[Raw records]
++++++++++++++++++++
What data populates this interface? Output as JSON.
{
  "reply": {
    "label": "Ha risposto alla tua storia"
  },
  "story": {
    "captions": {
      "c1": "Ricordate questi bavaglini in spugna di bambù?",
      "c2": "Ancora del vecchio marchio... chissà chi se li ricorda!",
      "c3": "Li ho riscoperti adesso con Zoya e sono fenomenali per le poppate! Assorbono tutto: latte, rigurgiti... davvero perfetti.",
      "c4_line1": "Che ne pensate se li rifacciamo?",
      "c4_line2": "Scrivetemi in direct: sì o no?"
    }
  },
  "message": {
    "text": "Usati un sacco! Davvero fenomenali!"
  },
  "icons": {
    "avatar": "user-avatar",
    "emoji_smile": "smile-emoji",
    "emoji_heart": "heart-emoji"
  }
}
++++++++++++++++++++
• _Aim_
From the entries, report each line that includes the word "emoji".

• _Task solution_
    "emoji_smile": "smile-emoji",
    "emoji_heart": "heart-emoji"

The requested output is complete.